(RECORD EXTRACTS)

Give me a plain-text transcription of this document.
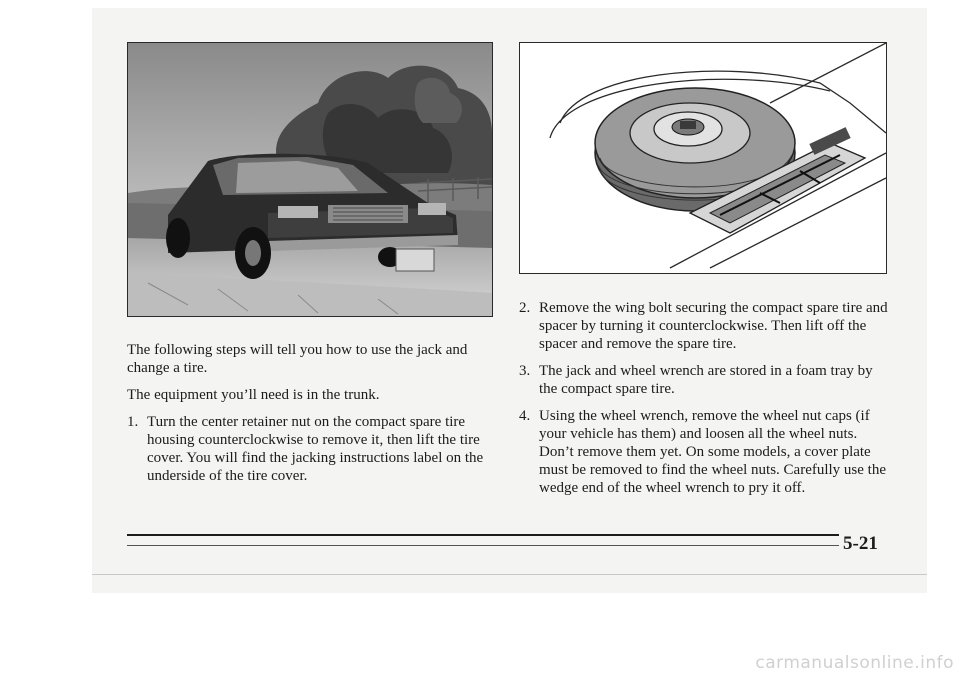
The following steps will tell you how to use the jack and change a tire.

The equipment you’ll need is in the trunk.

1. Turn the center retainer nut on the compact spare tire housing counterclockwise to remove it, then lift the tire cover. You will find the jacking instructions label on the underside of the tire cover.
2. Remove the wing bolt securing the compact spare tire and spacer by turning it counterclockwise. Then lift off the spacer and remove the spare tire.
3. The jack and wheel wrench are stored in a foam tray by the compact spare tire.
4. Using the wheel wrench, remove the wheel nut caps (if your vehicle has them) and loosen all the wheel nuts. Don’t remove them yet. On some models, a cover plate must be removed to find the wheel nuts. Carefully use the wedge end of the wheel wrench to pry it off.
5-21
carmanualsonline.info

(DO THIS) Select all lines with the word "find" from the entries above.

(SOLUTION FOR THIS EXERCISE)
1. Turn the center retainer nut on the compact spare tire housing counterclockwise to remove it, then lift the tire cover. You will find the jacking instructions label on the underside of the tire cover.
4. Using the wheel wrench, remove the wheel nut caps (if your vehicle has them) and loosen all the wheel nuts. Don’t remove them yet. On some models, a cover plate must be removed to find the wheel nuts. Carefully use the wedge end of the wheel wrench to pry it off.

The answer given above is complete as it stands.